▶ [Information given]:
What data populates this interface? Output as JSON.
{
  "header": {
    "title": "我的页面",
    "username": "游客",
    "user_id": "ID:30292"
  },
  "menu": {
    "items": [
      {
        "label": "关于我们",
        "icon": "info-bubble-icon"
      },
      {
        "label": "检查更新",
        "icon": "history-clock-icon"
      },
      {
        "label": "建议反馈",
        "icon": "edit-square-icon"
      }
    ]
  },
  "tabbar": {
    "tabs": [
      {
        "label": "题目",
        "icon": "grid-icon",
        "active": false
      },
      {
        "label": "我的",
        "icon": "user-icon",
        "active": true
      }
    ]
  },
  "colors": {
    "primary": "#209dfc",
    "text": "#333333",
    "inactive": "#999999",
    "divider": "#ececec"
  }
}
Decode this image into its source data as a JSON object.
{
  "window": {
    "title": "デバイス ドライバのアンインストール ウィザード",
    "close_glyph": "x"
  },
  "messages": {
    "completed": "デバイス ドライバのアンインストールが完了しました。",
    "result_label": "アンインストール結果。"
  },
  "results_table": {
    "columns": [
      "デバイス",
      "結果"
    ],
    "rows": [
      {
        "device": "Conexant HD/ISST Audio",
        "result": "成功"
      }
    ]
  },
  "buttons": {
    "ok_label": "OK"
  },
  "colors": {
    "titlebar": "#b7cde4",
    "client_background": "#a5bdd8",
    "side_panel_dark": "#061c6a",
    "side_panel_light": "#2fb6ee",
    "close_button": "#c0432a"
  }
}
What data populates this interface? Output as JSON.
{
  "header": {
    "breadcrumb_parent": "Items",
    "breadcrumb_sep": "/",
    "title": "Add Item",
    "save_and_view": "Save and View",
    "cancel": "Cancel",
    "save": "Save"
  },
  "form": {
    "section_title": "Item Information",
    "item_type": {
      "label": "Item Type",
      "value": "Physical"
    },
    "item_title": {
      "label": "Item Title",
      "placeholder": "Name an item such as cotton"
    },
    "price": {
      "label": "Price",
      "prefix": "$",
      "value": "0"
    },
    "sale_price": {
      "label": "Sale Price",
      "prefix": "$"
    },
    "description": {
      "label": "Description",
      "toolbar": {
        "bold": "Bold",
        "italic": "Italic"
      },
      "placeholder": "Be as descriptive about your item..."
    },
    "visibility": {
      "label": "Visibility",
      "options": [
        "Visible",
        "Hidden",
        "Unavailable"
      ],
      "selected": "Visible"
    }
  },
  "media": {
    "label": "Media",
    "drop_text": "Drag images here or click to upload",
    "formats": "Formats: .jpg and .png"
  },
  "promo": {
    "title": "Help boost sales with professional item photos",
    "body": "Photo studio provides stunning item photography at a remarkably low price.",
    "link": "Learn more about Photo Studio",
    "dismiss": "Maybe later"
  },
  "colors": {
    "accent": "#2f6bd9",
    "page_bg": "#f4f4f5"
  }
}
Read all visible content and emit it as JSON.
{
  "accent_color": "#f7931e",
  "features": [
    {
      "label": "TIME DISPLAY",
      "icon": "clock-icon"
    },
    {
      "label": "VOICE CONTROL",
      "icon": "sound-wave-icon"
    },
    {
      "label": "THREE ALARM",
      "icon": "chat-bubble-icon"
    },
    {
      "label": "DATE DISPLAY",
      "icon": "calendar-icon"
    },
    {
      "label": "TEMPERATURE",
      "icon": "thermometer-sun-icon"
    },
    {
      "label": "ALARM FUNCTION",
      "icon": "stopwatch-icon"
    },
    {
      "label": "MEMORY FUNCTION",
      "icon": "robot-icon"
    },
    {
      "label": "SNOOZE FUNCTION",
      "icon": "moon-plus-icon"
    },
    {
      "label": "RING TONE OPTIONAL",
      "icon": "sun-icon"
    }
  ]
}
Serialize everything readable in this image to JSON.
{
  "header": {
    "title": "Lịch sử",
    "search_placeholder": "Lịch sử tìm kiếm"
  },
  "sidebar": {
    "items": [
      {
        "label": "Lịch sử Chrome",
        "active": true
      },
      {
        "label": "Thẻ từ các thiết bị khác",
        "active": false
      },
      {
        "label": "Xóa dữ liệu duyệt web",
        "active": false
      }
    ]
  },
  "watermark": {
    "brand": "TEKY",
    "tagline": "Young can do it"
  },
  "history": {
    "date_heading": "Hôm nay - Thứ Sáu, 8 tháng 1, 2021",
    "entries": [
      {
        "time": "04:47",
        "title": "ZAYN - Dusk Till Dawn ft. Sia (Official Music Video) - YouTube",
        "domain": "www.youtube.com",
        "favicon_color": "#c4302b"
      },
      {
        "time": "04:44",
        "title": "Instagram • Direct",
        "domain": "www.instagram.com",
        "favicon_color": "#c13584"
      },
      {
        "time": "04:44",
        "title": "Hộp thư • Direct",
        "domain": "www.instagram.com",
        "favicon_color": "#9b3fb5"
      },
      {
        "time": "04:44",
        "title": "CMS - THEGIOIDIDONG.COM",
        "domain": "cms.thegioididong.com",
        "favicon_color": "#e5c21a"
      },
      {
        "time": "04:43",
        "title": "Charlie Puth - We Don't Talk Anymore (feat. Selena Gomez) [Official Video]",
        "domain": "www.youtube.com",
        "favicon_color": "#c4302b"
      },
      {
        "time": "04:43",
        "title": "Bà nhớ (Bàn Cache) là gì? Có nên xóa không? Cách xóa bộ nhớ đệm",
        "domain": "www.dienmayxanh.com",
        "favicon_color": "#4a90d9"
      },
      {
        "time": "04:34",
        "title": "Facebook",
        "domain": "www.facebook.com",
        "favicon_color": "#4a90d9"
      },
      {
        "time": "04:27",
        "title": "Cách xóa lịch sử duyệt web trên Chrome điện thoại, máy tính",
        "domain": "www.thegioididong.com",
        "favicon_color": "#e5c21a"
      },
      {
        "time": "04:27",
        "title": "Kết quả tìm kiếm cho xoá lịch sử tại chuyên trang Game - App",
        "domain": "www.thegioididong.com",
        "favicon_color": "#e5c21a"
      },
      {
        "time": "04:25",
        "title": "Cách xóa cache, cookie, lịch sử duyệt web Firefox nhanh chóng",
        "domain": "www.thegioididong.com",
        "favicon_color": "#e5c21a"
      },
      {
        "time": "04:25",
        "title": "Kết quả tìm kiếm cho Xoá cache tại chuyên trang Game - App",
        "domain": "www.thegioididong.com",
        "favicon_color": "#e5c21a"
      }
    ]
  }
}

▶ [What to work on]: From the records above, extract each line exactly as shown.

▶ [Reply to the task]:
What data populates this interface? Output as JSON.
{
  "header": {
    "title": "我的页面",
    "username": "游客",
    "user_id": "ID:30292"
  },
  "menu": {
    "items": [
      {
        "label": "关于我们",
        "icon": "info-bubble-icon"
      },
      {
        "label": "检查更新",
        "icon": "history-clock-icon"
      },
      {
        "label": "建议反馈",
        "icon": "edit-square-icon"
      }
    ]
  },
  "tabbar": {
    "tabs": [
      {
        "label": "题目",
        "icon": "grid-icon",
        "active": false
      },
      {
        "label": "我的",
        "icon": "user-icon",
        "active": true
      }
    ]
  },
  "colors": {
    "primary": "#209dfc",
    "text": "#333333",
    "inactive": "#999999",
    "divider": "#ececec"
  }
}
Decode this image into its source data as a JSON object.
{
  "window": {
    "title": "デバイス ドライバのアンインストール ウィザード",
    "close_glyph": "x"
  },
  "messages": {
    "completed": "デバイス ドライバのアンインストールが完了しました。",
    "result_label": "アンインストール結果。"
  },
  "results_table": {
    "columns": [
      "デバイス",
      "結果"
    ],
    "rows": [
      {
        "device": "Conexant HD/ISST Audio",
        "result": "成功"
      }
    ]
  },
  "buttons": {
    "ok_label": "OK"
  },
  "colors": {
    "titlebar": "#b7cde4",
    "client_background": "#a5bdd8",
    "side_panel_dark": "#061c6a",
    "side_panel_light": "#2fb6ee",
    "close_button": "#c0432a"
  }
}
What data populates this interface? Output as JSON.
{
  "header": {
    "breadcrumb_parent": "Items",
    "breadcrumb_sep": "/",
    "title": "Add Item",
    "save_and_view": "Save and View",
    "cancel": "Cancel",
    "save": "Save"
  },
  "form": {
    "section_title": "Item Information",
    "item_type": {
      "label": "Item Type",
      "value": "Physical"
    },
    "item_title": {
      "label": "Item Title",
      "placeholder": "Name an item such as cotton"
    },
    "price": {
      "label": "Price",
      "prefix": "$",
      "value": "0"
    },
    "sale_price": {
      "label": "Sale Price",
      "prefix": "$"
    },
    "description": {
      "label": "Description",
      "toolbar": {
        "bold": "Bold",
        "italic": "Italic"
      },
      "placeholder": "Be as descriptive about your item..."
    },
    "visibility": {
      "label": "Visibility",
      "options": [
        "Visible",
        "Hidden",
        "Unavailable"
      ],
      "selected": "Visible"
    }
  },
  "media": {
    "label": "Media",
    "drop_text": "Drag images here or click to upload",
    "formats": "Formats: .jpg and .png"
  },
  "promo": {
    "title": "Help boost sales with professional item photos",
    "body": "Photo studio provides stunning item photography at a remarkably low price.",
    "link": "Learn more about Photo Studio",
    "dismiss": "Maybe later"
  },
  "colors": {
    "accent": "#2f6bd9",
    "page_bg": "#f4f4f5"
  }
}
Read all visible content and emit it as JSON.
{
  "accent_color": "#f7931e",
  "features": [
    {
      "label": "TIME DISPLAY",
      "icon": "clock-icon"
    },
    {
      "label": "VOICE CONTROL",
      "icon": "sound-wave-icon"
    },
    {
      "label": "THREE ALARM",
      "icon": "chat-bubble-icon"
    },
    {
      "label": "DATE DISPLAY",
      "icon": "calendar-icon"
    },
    {
      "label": "TEMPERATURE",
      "icon": "thermometer-sun-icon"
    },
    {
      "label": "ALARM FUNCTION",
      "icon": "stopwatch-icon"
    },
    {
      "label": "MEMORY FUNCTION",
      "icon": "robot-icon"
    },
    {
      "label": "SNOOZE FUNCTION",
      "icon": "moon-plus-icon"
    },
    {
      "label": "RING TONE OPTIONAL",
      "icon": "sun-icon"
    }
  ]
}
Serialize everything readable in this image to JSON.
{
  "header": {
    "title": "Lịch sử",
    "search_placeholder": "Lịch sử tìm kiếm"
  },
  "sidebar": {
    "items": [
      {
        "label": "Lịch sử Chrome",
        "active": true
      },
      {
        "label": "Thẻ từ các thiết bị khác",
        "active": false
      },
      {
        "label": "Xóa dữ liệu duyệt web",
        "active": false
      }
    ]
  },
  "watermark": {
    "brand": "TEKY",
    "tagline": "Young can do it"
  },
  "history": {
    "date_heading": "Hôm nay - Thứ Sáu, 8 tháng 1, 2021",
    "entries": [
      {
        "time": "04:47",
        "title": "ZAYN - Dusk Till Dawn ft. Sia (Official Music Video) - YouTube",
        "domain": "www.youtube.com",
        "favicon_color": "#c4302b"
      },
      {
        "time": "04:44",
        "title": "Instagram • Direct",
        "domain": "www.instagram.com",
        "favicon_color": "#c13584"
      },
      {
        "time": "04:44",
        "title": "Hộp thư • Direct",
        "domain": "www.instagram.com",
        "favicon_color": "#9b3fb5"
      },
      {
        "time": "04:44",
        "title": "CMS - THEGIOIDIDONG.COM",
        "domain": "cms.thegioididong.com",
        "favicon_color": "#e5c21a"
      },
      {
        "time": "04:43",
        "title": "Charlie Puth - We Don't Talk Anymore (feat. Selena Gomez) [Official Video]",
        "domain": "www.youtube.com",
        "favicon_color": "#c4302b"
      },
      {
        "time": "04:43",
        "title": "Bà nhớ (Bàn Cache) là gì? Có nên xóa không? Cách xóa bộ nhớ đệm",
        "domain": "www.dienmayxanh.com",
        "favicon_color": "#4a90d9"
      },
      {
        "time": "04:34",
        "title": "Facebook",
        "domain": "www.facebook.com",
        "favicon_color": "#4a90d9"
      },
      {
        "time": "04:27",
        "title": "Cách xóa lịch sử duyệt web trên Chrome điện thoại, máy tính",
        "domain": "www.thegioididong.com",
        "favicon_color": "#e5c21a"
      },
      {
        "time": "04:27",
        "title": "Kết quả tìm kiếm cho xoá lịch sử tại chuyên trang Game - App",
        "domain": "www.thegioididong.com",
        "favicon_color": "#e5c21a"
      },
      {
        "time": "04:25",
        "title": "Cách xóa cache, cookie, lịch sử duyệt web Firefox nhanh chóng",
        "domain": "www.thegioididong.com",
        "favicon_color": "#e5c21a"
      },
      {
        "time": "04:25",
        "title": "Kết quả tìm kiếm cho Xoá cache tại chuyên trang Game - App",
        "domain": "www.thegioididong.com",
        "favicon_color": "#e5c21a"
      }
    ]
  }
}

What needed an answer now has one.